CHALLENGE: Go over the listing below line by line and tally those containing "name". Give only the tally.

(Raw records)
----

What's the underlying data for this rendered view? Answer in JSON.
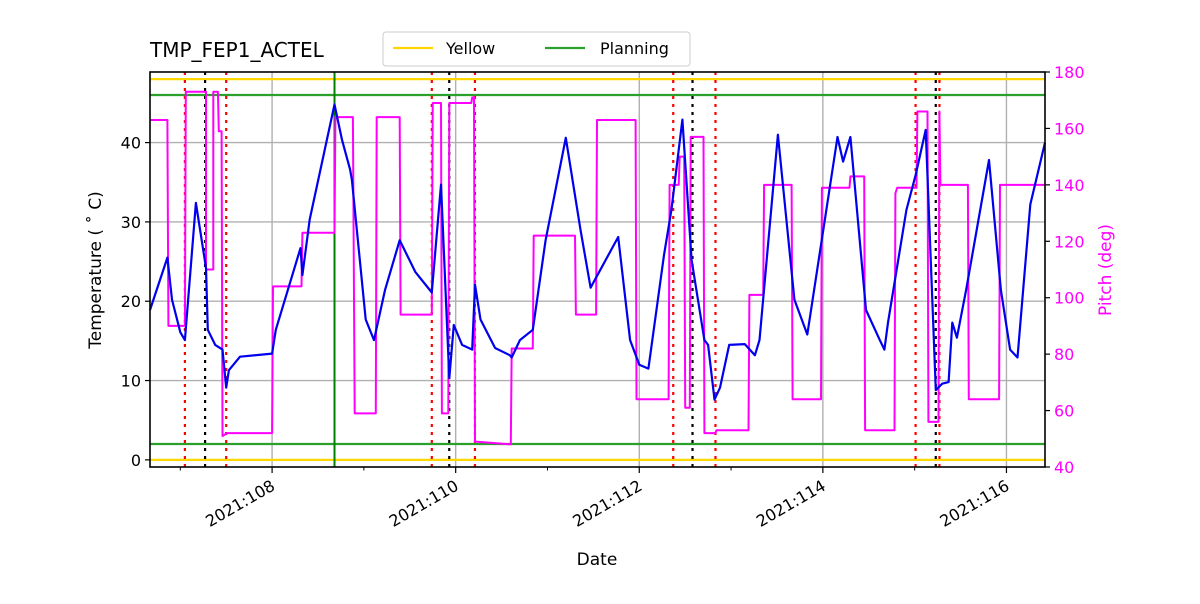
{
  "chart_data": {
    "type": "line",
    "title": "TMP_FEP1_ACTEL",
    "xlabel": "Date",
    "ylabel": "Temperature ($^\\circ$C)",
    "ylabel_display": "Temperature ( ˚ C)",
    "y2label": "Pitch (deg)",
    "xlim": [
      106.67,
      116.42
    ],
    "ylim": [
      -0.9,
      48.9
    ],
    "y2lim": [
      40,
      180
    ],
    "grid": true,
    "legend_position": "upper center (above plot)",
    "x_ticks": [
      108,
      110,
      112,
      114,
      116
    ],
    "x_tick_labels": [
      "2021:108",
      "2021:110",
      "2021:112",
      "2021:114",
      "2021:116"
    ],
    "x_minor_ticks": [
      107,
      109,
      111,
      113,
      115
    ],
    "y_ticks": [
      0,
      10,
      20,
      30,
      40
    ],
    "y_tick_labels": [
      "0",
      "10",
      "20",
      "30",
      "40"
    ],
    "y2_ticks": [
      40,
      60,
      80,
      100,
      120,
      140,
      160,
      180
    ],
    "y2_tick_labels": [
      "40",
      "60",
      "80",
      "100",
      "120",
      "140",
      "160",
      "180"
    ],
    "legend": [
      {
        "label": "Yellow",
        "color": "#ffd700"
      },
      {
        "label": "Planning",
        "color": "#2ca02c"
      }
    ],
    "limit_lines": [
      {
        "name": "yellow-high",
        "value": 48,
        "color": "#ffd700"
      },
      {
        "name": "planning-high",
        "value": 46,
        "color": "#2ca02c"
      },
      {
        "name": "planning-low",
        "value": 2,
        "color": "#2ca02c"
      },
      {
        "name": "yellow-low",
        "value": 0,
        "color": "#ffd700"
      }
    ],
    "vertical_markers": {
      "red_dotted": [
        107.05,
        107.5,
        109.74,
        110.21,
        112.37,
        112.83,
        115.01,
        115.27
      ],
      "black_dotted": [
        107.27,
        109.93,
        112.58,
        115.23
      ],
      "green_solid": [
        108.68
      ]
    },
    "series": [
      {
        "name": "TMP_FEP1_ACTEL",
        "axis": "left",
        "color": "#0000ee",
        "x": [
          106.67,
          106.86,
          106.91,
          107.0,
          107.05,
          107.17,
          107.28,
          107.3,
          107.38,
          107.46,
          107.5,
          107.53,
          107.65,
          108.0,
          108.04,
          108.31,
          108.33,
          108.41,
          108.68,
          108.76,
          108.85,
          108.87,
          109.02,
          109.11,
          109.23,
          109.39,
          109.56,
          109.74,
          109.84,
          109.93,
          109.98,
          110.07,
          110.18,
          110.21,
          110.27,
          110.43,
          110.59,
          110.61,
          110.7,
          110.84,
          110.98,
          111.2,
          111.36,
          111.47,
          111.77,
          111.9,
          112.0,
          112.1,
          112.27,
          112.35,
          112.47,
          112.57,
          112.71,
          112.75,
          112.82,
          112.88,
          112.98,
          113.15,
          113.26,
          113.31,
          113.51,
          113.69,
          113.83,
          114.16,
          114.22,
          114.3,
          114.47,
          114.62,
          114.67,
          114.71,
          114.91,
          115.01,
          115.12,
          115.23,
          115.3,
          115.37,
          115.41,
          115.46,
          115.56,
          115.81,
          115.94,
          116.04,
          116.12,
          116.26,
          116.42
        ],
        "values": [
          18.9,
          25.5,
          20.2,
          16.1,
          15.1,
          32.4,
          24.2,
          16.4,
          14.5,
          13.9,
          9.1,
          11.3,
          13.0,
          13.4,
          16.4,
          26.7,
          23.3,
          30.3,
          44.8,
          40.4,
          36.6,
          35.3,
          17.7,
          15.1,
          21.4,
          27.7,
          23.7,
          21.1,
          34.7,
          10.3,
          17.0,
          14.5,
          13.9,
          22.1,
          17.7,
          14.1,
          13.2,
          12.9,
          15.1,
          16.4,
          27.7,
          40.6,
          29.0,
          21.7,
          28.1,
          15.1,
          12.0,
          11.5,
          25.9,
          31.5,
          42.9,
          25.2,
          15.1,
          14.5,
          7.6,
          9.1,
          14.5,
          14.6,
          13.2,
          15.1,
          41.0,
          20.2,
          15.8,
          40.7,
          37.6,
          40.7,
          18.9,
          15.1,
          13.9,
          17.3,
          31.5,
          35.9,
          41.6,
          8.8,
          9.6,
          9.8,
          17.3,
          15.4,
          21.4,
          37.8,
          21.4,
          13.9,
          12.9,
          32.2,
          40.0
        ]
      },
      {
        "name": "Pitch",
        "axis": "right",
        "color": "#ff00ff",
        "x": [
          106.67,
          106.86,
          106.87,
          107.05,
          107.06,
          107.28,
          107.28,
          107.36,
          107.36,
          107.41,
          107.42,
          107.45,
          107.46,
          107.51,
          107.65,
          108.0,
          108.01,
          108.32,
          108.33,
          108.68,
          108.69,
          108.88,
          108.9,
          109.13,
          109.14,
          109.39,
          109.4,
          109.74,
          109.75,
          109.84,
          109.85,
          109.92,
          109.93,
          110.17,
          110.18,
          110.2,
          110.21,
          110.22,
          110.6,
          110.61,
          110.84,
          110.85,
          111.3,
          111.31,
          111.53,
          111.54,
          111.96,
          111.97,
          112.32,
          112.33,
          112.43,
          112.44,
          112.49,
          112.5,
          112.55,
          112.56,
          112.7,
          112.71,
          112.83,
          112.84,
          113.19,
          113.2,
          113.35,
          113.36,
          113.66,
          113.67,
          113.98,
          113.99,
          114.29,
          114.3,
          114.45,
          114.46,
          114.78,
          114.79,
          114.8,
          114.81,
          115.02,
          115.03,
          115.14,
          115.15,
          115.26,
          115.27,
          115.28,
          115.58,
          115.59,
          115.92,
          115.93,
          116.42
        ],
        "values": [
          163,
          163,
          90,
          90,
          173,
          173,
          110,
          110,
          173,
          173,
          159,
          159,
          51,
          52,
          52,
          52,
          104,
          104,
          123,
          123,
          164,
          164,
          59,
          59,
          164,
          164,
          94,
          94,
          169,
          169,
          59,
          59,
          169,
          169,
          171,
          171,
          49,
          49,
          48,
          82,
          82,
          122,
          122,
          94,
          94,
          163,
          163,
          64,
          64,
          140,
          140,
          150,
          150,
          61,
          61,
          157,
          157,
          52,
          52,
          53,
          53,
          101,
          101,
          140,
          140,
          64,
          64,
          139,
          139,
          143,
          143,
          53,
          53,
          137,
          138,
          139,
          139,
          166,
          166,
          56,
          56,
          166,
          140,
          140,
          64,
          64,
          140,
          140
        ]
      }
    ]
  },
  "legend": {
    "items": [
      {
        "label": "Yellow",
        "color": "#ffd700"
      },
      {
        "label": "Planning",
        "color": "#2ca02c"
      }
    ]
  },
  "colors": {
    "temperature": "#0000ee",
    "pitch": "#ff00ff",
    "yellow_limit": "#ffd700",
    "planning_limit": "#2ca02c",
    "green_vertical": "#008000",
    "red_marker": "#ff0000",
    "black_marker": "#000000",
    "grid": "#b0b0b0",
    "right_axis": "#ff00ff"
  }
}
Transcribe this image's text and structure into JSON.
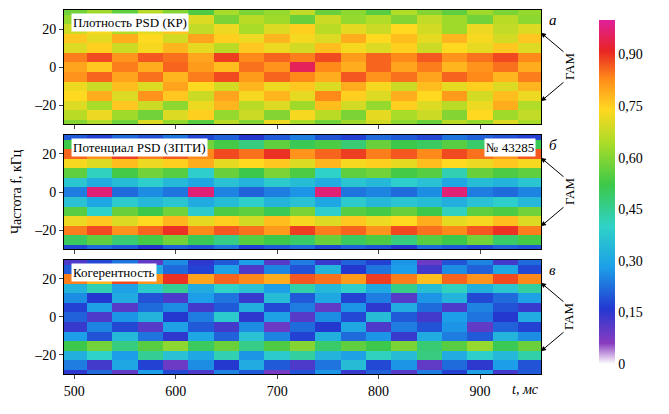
{
  "chart_data": {
    "type": "heatmap",
    "x_label": "t, мс",
    "y_label": "Частота f, кГц",
    "xlim": [
      490,
      960
    ],
    "xticks": [
      500,
      600,
      700,
      800,
      900
    ],
    "ylim": [
      -30,
      30
    ],
    "yticks": [
      {
        "value": -20,
        "label": "–20"
      },
      0,
      20
    ],
    "colorbar": {
      "range": [
        0,
        1
      ],
      "ticks": [
        0,
        {
          "value": 0.15,
          "label": "0,15"
        },
        {
          "value": 0.3,
          "label": "0,30"
        },
        {
          "value": 0.45,
          "label": "0,45"
        },
        {
          "value": 0.6,
          "label": "0,60"
        },
        {
          "value": 0.75,
          "label": "0,75"
        },
        {
          "value": 0.9,
          "label": "0,90"
        }
      ]
    },
    "x": [
      500,
      525,
      550,
      575,
      600,
      625,
      650,
      675,
      700,
      725,
      750,
      775,
      800,
      825,
      850,
      875,
      900,
      925,
      950
    ],
    "y": [
      -30,
      -25,
      -20,
      -15,
      -10,
      -5,
      0,
      5,
      10,
      15,
      20,
      25,
      30
    ],
    "panels": [
      {
        "letter": "а",
        "title": "Плотность PSD (КР)",
        "annotation": "ГАМ",
        "gam_f": [
          18,
          -18
        ],
        "cells": [
          [
            0.6,
            0.65,
            0.58,
            0.7,
            0.62,
            0.55,
            0.66,
            0.6,
            0.72,
            0.64,
            0.58,
            0.63,
            0.69,
            0.61,
            0.57,
            0.66,
            0.62,
            0.7,
            0.64
          ],
          [
            0.66,
            0.72,
            0.63,
            0.58,
            0.7,
            0.75,
            0.62,
            0.68,
            0.6,
            0.73,
            0.66,
            0.59,
            0.71,
            0.64,
            0.68,
            0.6,
            0.74,
            0.63,
            0.67
          ],
          [
            0.7,
            0.64,
            0.76,
            0.68,
            0.61,
            0.72,
            0.78,
            0.66,
            0.7,
            0.63,
            0.77,
            0.69,
            0.62,
            0.75,
            0.7,
            0.66,
            0.72,
            0.79,
            0.65
          ],
          [
            0.74,
            0.79,
            0.7,
            0.82,
            0.76,
            0.68,
            0.8,
            0.73,
            0.78,
            0.71,
            0.83,
            0.75,
            0.7,
            0.79,
            0.74,
            0.81,
            0.69,
            0.77,
            0.72
          ],
          [
            0.72,
            0.68,
            0.77,
            0.7,
            0.8,
            0.74,
            0.69,
            0.78,
            0.72,
            0.76,
            0.7,
            0.79,
            0.73,
            0.68,
            0.77,
            0.71,
            0.75,
            0.7,
            0.78
          ],
          [
            0.82,
            0.86,
            0.8,
            0.85,
            0.78,
            0.84,
            0.88,
            0.81,
            0.86,
            0.83,
            0.79,
            0.87,
            0.82,
            0.85,
            0.8,
            0.86,
            0.83,
            0.78,
            0.84
          ],
          [
            0.8,
            0.76,
            0.84,
            0.79,
            0.86,
            0.81,
            0.77,
            0.85,
            0.82,
            0.95,
            0.83,
            0.79,
            0.86,
            0.8,
            0.84,
            0.78,
            0.82,
            0.85,
            0.79
          ],
          [
            0.84,
            0.88,
            0.82,
            0.87,
            0.85,
            0.8,
            0.89,
            0.83,
            0.86,
            0.84,
            0.88,
            0.81,
            0.86,
            0.83,
            0.87,
            0.82,
            0.85,
            0.88,
            0.83
          ],
          [
            0.7,
            0.75,
            0.68,
            0.73,
            0.78,
            0.71,
            0.66,
            0.76,
            0.72,
            0.69,
            0.77,
            0.73,
            0.7,
            0.75,
            0.68,
            0.74,
            0.71,
            0.76,
            0.7
          ],
          [
            0.76,
            0.71,
            0.79,
            0.74,
            0.69,
            0.8,
            0.75,
            0.72,
            0.78,
            0.73,
            0.7,
            0.79,
            0.74,
            0.77,
            0.71,
            0.78,
            0.73,
            0.69,
            0.76
          ],
          [
            0.68,
            0.73,
            0.65,
            0.71,
            0.76,
            0.67,
            0.72,
            0.64,
            0.7,
            0.75,
            0.66,
            0.71,
            0.68,
            0.74,
            0.69,
            0.63,
            0.72,
            0.67,
            0.7
          ],
          [
            0.62,
            0.58,
            0.67,
            0.61,
            0.64,
            0.7,
            0.59,
            0.66,
            0.63,
            0.57,
            0.68,
            0.62,
            0.65,
            0.6,
            0.67,
            0.63,
            0.58,
            0.66,
            0.61
          ],
          [
            0.58,
            0.63,
            0.56,
            0.66,
            0.6,
            0.54,
            0.64,
            0.59,
            0.62,
            0.67,
            0.57,
            0.61,
            0.55,
            0.65,
            0.6,
            0.56,
            0.63,
            0.59,
            0.62
          ]
        ]
      },
      {
        "letter": "б",
        "title": "Потенциал PSD (ЗПТИ)",
        "note": "№ 43285",
        "annotation": "ГАМ",
        "gam_f": [
          18,
          -18
        ],
        "cells": [
          [
            0.18,
            0.22,
            0.2,
            0.16,
            0.21,
            0.19,
            0.23,
            0.17,
            0.2,
            0.22,
            0.18,
            0.21,
            0.19,
            0.16,
            0.22,
            0.2,
            0.18,
            0.21,
            0.19
          ],
          [
            0.5,
            0.56,
            0.48,
            0.53,
            0.58,
            0.51,
            0.46,
            0.55,
            0.52,
            0.49,
            0.57,
            0.5,
            0.54,
            0.47,
            0.55,
            0.52,
            0.58,
            0.49,
            0.53
          ],
          [
            0.84,
            0.88,
            0.82,
            0.86,
            0.9,
            0.83,
            0.87,
            0.85,
            0.81,
            0.89,
            0.84,
            0.86,
            0.82,
            0.88,
            0.85,
            0.83,
            0.87,
            0.9,
            0.84
          ],
          [
            0.72,
            0.76,
            0.7,
            0.74,
            0.78,
            0.71,
            0.75,
            0.69,
            0.77,
            0.73,
            0.7,
            0.76,
            0.72,
            0.74,
            0.79,
            0.71,
            0.73,
            0.77,
            0.7
          ],
          [
            0.55,
            0.4,
            0.57,
            0.52,
            0.58,
            0.38,
            0.54,
            0.56,
            0.51,
            0.59,
            0.39,
            0.55,
            0.53,
            0.57,
            0.52,
            0.41,
            0.56,
            0.54,
            0.58
          ],
          [
            0.36,
            0.3,
            0.38,
            0.34,
            0.37,
            0.31,
            0.35,
            0.39,
            0.33,
            0.36,
            0.3,
            0.38,
            0.34,
            0.37,
            0.35,
            0.32,
            0.36,
            0.39,
            0.34
          ],
          [
            0.24,
            0.97,
            0.22,
            0.26,
            0.23,
            0.97,
            0.25,
            0.21,
            0.24,
            0.27,
            0.97,
            0.23,
            0.25,
            0.22,
            0.26,
            0.97,
            0.24,
            0.22,
            0.25
          ],
          [
            0.37,
            0.31,
            0.35,
            0.39,
            0.34,
            0.3,
            0.36,
            0.33,
            0.38,
            0.35,
            0.31,
            0.37,
            0.34,
            0.39,
            0.36,
            0.3,
            0.35,
            0.33,
            0.37
          ],
          [
            0.56,
            0.41,
            0.53,
            0.58,
            0.55,
            0.39,
            0.57,
            0.52,
            0.59,
            0.54,
            0.4,
            0.56,
            0.58,
            0.53,
            0.55,
            0.42,
            0.57,
            0.54,
            0.56
          ],
          [
            0.73,
            0.7,
            0.77,
            0.72,
            0.75,
            0.79,
            0.71,
            0.74,
            0.76,
            0.7,
            0.78,
            0.73,
            0.75,
            0.71,
            0.77,
            0.74,
            0.72,
            0.76,
            0.73
          ],
          [
            0.86,
            0.82,
            0.89,
            0.84,
            0.87,
            0.83,
            0.88,
            0.85,
            0.9,
            0.82,
            0.86,
            0.89,
            0.84,
            0.87,
            0.83,
            0.88,
            0.85,
            0.82,
            0.87
          ],
          [
            0.52,
            0.57,
            0.49,
            0.55,
            0.5,
            0.58,
            0.53,
            0.47,
            0.56,
            0.51,
            0.54,
            0.48,
            0.57,
            0.52,
            0.5,
            0.55,
            0.49,
            0.56,
            0.51
          ],
          [
            0.2,
            0.17,
            0.22,
            0.19,
            0.23,
            0.18,
            0.21,
            0.16,
            0.2,
            0.24,
            0.19,
            0.17,
            0.22,
            0.2,
            0.18,
            0.23,
            0.21,
            0.19,
            0.17
          ]
        ]
      },
      {
        "letter": "в",
        "title": "Когерентность",
        "annotation": "ГАМ",
        "gam_f": [
          18,
          -18
        ],
        "cells": [
          [
            0.15,
            0.22,
            0.1,
            0.28,
            0.18,
            0.12,
            0.25,
            0.2,
            0.08,
            0.19,
            0.27,
            0.14,
            0.21,
            0.11,
            0.24,
            0.17,
            0.29,
            0.13,
            0.2
          ],
          [
            0.24,
            0.13,
            0.3,
            0.17,
            0.09,
            0.26,
            0.16,
            0.31,
            0.2,
            0.12,
            0.23,
            0.35,
            0.18,
            0.27,
            0.1,
            0.22,
            0.15,
            0.28,
            0.19
          ],
          [
            0.32,
            0.4,
            0.28,
            0.45,
            0.36,
            0.3,
            0.42,
            0.27,
            0.38,
            0.44,
            0.33,
            0.29,
            0.41,
            0.35,
            0.47,
            0.31,
            0.39,
            0.34,
            0.43
          ],
          [
            0.52,
            0.58,
            0.47,
            0.55,
            0.61,
            0.5,
            0.57,
            0.46,
            0.54,
            0.6,
            0.49,
            0.56,
            0.52,
            0.59,
            0.48,
            0.55,
            0.62,
            0.51,
            0.57
          ],
          [
            0.28,
            0.19,
            0.34,
            0.23,
            0.15,
            0.3,
            0.21,
            0.36,
            0.25,
            0.17,
            0.32,
            0.22,
            0.27,
            0.14,
            0.31,
            0.24,
            0.2,
            0.33,
            0.26
          ],
          [
            0.14,
            0.25,
            0.18,
            0.11,
            0.29,
            0.2,
            0.13,
            0.26,
            0.09,
            0.22,
            0.16,
            0.3,
            0.12,
            0.24,
            0.19,
            0.27,
            0.1,
            0.21,
            0.17
          ],
          [
            0.21,
            0.12,
            0.27,
            0.33,
            0.16,
            0.24,
            0.38,
            0.15,
            0.29,
            0.11,
            0.26,
            0.18,
            0.35,
            0.2,
            0.13,
            0.28,
            0.23,
            0.16,
            0.31
          ],
          [
            0.17,
            0.29,
            0.11,
            0.22,
            0.26,
            0.13,
            0.2,
            0.32,
            0.18,
            0.24,
            0.1,
            0.27,
            0.15,
            0.31,
            0.22,
            0.12,
            0.25,
            0.19,
            0.14
          ],
          [
            0.26,
            0.16,
            0.31,
            0.19,
            0.12,
            0.28,
            0.23,
            0.14,
            0.35,
            0.2,
            0.3,
            0.17,
            0.24,
            0.11,
            0.27,
            0.33,
            0.18,
            0.22,
            0.29
          ],
          [
            0.33,
            0.42,
            0.29,
            0.38,
            0.45,
            0.31,
            0.4,
            0.36,
            0.28,
            0.43,
            0.34,
            0.39,
            0.3,
            0.46,
            0.35,
            0.41,
            0.32,
            0.37,
            0.44
          ],
          [
            0.84,
            0.78,
            0.88,
            0.82,
            0.9,
            0.8,
            0.86,
            0.83,
            0.79,
            0.87,
            0.85,
            0.81,
            0.89,
            0.84,
            0.77,
            0.86,
            0.82,
            0.88,
            0.83
          ],
          [
            0.2,
            0.27,
            0.14,
            0.31,
            0.22,
            0.17,
            0.29,
            0.12,
            0.25,
            0.19,
            0.33,
            0.16,
            0.23,
            0.28,
            0.13,
            0.26,
            0.21,
            0.3,
            0.18
          ],
          [
            0.12,
            0.18,
            0.23,
            0.1,
            0.26,
            0.15,
            0.2,
            0.28,
            0.11,
            0.24,
            0.14,
            0.21,
            0.17,
            0.27,
            0.09,
            0.19,
            0.25,
            0.13,
            0.22
          ]
        ]
      }
    ]
  }
}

----

TASK RESULT: 6